What is required:
Where a line in the listing contains the string "JSON", copy that line out.

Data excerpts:
========================================
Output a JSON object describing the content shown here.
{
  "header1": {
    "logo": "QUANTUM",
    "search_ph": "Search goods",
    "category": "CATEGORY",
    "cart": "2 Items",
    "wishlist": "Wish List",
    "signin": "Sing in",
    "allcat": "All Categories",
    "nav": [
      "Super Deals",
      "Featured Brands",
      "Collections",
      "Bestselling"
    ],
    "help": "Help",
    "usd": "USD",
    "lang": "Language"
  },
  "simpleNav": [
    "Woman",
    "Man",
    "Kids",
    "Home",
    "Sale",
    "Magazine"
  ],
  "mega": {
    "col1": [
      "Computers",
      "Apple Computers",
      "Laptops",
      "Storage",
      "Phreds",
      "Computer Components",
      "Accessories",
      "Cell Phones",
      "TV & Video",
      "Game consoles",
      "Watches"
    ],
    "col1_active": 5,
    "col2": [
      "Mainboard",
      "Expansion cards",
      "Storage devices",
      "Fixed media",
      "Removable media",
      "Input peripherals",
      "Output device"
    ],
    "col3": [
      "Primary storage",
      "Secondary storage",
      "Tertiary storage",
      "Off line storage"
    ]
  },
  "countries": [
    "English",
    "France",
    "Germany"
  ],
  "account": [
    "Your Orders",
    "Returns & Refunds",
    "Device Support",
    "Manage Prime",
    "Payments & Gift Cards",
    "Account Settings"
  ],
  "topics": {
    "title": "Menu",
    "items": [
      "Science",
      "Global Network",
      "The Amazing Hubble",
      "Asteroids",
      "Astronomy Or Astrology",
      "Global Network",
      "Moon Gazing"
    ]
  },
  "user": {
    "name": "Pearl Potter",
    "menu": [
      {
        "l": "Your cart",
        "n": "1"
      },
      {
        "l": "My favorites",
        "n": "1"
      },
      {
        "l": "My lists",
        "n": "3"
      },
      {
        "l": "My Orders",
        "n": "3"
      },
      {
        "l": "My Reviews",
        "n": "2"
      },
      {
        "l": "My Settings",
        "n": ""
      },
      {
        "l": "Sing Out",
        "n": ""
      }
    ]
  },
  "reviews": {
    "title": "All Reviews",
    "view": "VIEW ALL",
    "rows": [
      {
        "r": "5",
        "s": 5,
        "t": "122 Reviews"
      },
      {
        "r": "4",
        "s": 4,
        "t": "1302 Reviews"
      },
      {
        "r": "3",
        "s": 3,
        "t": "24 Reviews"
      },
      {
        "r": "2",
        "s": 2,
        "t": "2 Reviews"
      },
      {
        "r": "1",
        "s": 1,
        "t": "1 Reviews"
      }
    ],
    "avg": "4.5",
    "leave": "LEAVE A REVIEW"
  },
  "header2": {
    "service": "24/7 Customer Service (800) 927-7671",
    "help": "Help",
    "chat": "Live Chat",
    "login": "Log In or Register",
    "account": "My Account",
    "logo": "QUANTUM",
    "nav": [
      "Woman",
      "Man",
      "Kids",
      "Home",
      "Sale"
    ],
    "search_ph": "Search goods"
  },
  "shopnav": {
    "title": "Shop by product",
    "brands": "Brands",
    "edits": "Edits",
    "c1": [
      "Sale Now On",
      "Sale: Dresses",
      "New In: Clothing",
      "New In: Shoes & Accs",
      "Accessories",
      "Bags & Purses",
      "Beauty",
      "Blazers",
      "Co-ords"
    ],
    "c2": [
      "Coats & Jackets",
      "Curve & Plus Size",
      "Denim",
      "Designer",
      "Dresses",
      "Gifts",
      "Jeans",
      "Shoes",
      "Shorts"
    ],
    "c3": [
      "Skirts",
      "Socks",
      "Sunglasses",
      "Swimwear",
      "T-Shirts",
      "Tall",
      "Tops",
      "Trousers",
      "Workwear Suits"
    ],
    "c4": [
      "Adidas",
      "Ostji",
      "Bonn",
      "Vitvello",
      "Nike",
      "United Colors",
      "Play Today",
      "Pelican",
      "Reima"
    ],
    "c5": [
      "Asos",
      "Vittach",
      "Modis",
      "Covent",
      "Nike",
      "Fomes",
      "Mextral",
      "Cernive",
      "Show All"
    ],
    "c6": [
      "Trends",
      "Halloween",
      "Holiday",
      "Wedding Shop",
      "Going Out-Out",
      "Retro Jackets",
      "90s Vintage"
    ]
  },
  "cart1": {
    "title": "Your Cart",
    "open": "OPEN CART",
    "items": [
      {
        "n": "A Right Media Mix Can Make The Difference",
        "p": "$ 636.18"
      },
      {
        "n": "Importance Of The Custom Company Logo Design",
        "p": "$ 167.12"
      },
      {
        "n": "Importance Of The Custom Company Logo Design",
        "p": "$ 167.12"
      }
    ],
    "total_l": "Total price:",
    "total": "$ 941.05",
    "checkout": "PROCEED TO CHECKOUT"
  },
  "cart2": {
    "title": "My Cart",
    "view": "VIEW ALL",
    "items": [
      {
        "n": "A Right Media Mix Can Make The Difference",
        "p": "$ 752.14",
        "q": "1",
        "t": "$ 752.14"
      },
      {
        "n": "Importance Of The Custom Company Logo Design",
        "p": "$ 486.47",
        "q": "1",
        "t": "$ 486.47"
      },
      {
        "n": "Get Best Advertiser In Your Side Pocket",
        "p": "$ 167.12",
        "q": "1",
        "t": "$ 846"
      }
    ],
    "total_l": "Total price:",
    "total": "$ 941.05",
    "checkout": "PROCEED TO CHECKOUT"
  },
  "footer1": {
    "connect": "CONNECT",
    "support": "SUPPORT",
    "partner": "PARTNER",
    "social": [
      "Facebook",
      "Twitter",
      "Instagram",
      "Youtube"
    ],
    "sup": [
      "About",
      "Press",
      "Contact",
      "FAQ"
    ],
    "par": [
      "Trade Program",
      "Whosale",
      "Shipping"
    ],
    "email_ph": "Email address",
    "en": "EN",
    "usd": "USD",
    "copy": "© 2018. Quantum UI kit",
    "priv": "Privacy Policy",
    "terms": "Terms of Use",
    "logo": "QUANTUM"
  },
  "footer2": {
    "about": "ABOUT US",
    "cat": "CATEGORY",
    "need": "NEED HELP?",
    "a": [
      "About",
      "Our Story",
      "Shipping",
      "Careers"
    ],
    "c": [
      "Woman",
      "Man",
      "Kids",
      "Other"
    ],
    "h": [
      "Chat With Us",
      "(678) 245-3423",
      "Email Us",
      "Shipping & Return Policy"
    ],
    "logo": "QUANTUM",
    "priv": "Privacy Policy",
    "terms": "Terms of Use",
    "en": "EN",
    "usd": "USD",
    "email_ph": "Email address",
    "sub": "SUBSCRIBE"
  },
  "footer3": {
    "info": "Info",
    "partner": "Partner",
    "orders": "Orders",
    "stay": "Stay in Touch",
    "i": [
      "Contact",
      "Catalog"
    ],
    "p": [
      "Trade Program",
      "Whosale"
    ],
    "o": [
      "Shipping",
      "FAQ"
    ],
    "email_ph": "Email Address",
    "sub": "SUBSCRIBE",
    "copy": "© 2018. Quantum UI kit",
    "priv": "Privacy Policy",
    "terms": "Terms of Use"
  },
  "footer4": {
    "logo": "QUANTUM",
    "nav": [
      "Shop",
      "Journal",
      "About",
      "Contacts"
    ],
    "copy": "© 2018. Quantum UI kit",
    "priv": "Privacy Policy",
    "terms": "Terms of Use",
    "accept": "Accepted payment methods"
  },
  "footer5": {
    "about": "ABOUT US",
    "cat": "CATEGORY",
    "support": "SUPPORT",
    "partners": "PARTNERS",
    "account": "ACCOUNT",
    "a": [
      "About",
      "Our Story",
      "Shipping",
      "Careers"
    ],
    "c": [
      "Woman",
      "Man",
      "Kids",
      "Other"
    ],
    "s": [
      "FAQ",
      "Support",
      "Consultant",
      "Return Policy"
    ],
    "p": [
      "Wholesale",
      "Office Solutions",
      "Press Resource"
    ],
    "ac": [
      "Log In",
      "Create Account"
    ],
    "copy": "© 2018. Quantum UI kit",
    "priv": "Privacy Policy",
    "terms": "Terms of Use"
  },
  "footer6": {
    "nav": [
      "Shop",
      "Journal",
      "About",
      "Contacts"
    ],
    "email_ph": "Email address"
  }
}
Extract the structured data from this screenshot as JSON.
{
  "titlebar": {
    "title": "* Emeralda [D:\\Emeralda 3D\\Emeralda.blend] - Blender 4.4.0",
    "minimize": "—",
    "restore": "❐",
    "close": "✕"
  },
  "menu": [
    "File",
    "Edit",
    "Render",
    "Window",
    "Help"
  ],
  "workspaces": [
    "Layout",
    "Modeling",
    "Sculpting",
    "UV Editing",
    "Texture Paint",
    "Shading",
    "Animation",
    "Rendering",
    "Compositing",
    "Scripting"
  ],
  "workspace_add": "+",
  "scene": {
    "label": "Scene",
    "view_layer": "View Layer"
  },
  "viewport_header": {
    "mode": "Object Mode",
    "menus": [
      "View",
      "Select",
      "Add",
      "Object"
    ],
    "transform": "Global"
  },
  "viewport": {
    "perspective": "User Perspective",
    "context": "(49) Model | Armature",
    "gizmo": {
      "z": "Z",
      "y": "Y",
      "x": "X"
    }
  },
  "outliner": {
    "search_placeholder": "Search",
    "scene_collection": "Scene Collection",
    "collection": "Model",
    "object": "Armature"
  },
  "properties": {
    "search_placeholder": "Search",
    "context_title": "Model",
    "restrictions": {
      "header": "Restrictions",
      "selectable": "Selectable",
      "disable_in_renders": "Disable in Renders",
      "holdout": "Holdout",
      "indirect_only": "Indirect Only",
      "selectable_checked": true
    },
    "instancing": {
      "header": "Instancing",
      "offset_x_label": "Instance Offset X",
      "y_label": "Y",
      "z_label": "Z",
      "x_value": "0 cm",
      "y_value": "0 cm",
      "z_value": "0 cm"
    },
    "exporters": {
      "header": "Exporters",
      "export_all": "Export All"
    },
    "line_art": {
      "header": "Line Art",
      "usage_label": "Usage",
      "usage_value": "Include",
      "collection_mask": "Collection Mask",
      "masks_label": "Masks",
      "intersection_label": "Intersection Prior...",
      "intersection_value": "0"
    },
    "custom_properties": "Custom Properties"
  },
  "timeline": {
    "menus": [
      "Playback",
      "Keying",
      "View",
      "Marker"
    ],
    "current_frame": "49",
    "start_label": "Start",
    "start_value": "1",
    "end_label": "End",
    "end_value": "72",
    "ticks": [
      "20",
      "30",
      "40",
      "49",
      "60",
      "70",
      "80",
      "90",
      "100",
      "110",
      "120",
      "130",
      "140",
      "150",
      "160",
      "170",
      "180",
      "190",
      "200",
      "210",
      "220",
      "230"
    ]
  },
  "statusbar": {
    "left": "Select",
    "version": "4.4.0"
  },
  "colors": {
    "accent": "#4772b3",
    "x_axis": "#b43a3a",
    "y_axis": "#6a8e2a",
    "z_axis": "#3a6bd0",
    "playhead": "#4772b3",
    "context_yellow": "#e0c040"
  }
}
========================================
Right answer:
Output a JSON object describing the content shown here.
Extract the structured data from this screenshot as JSON.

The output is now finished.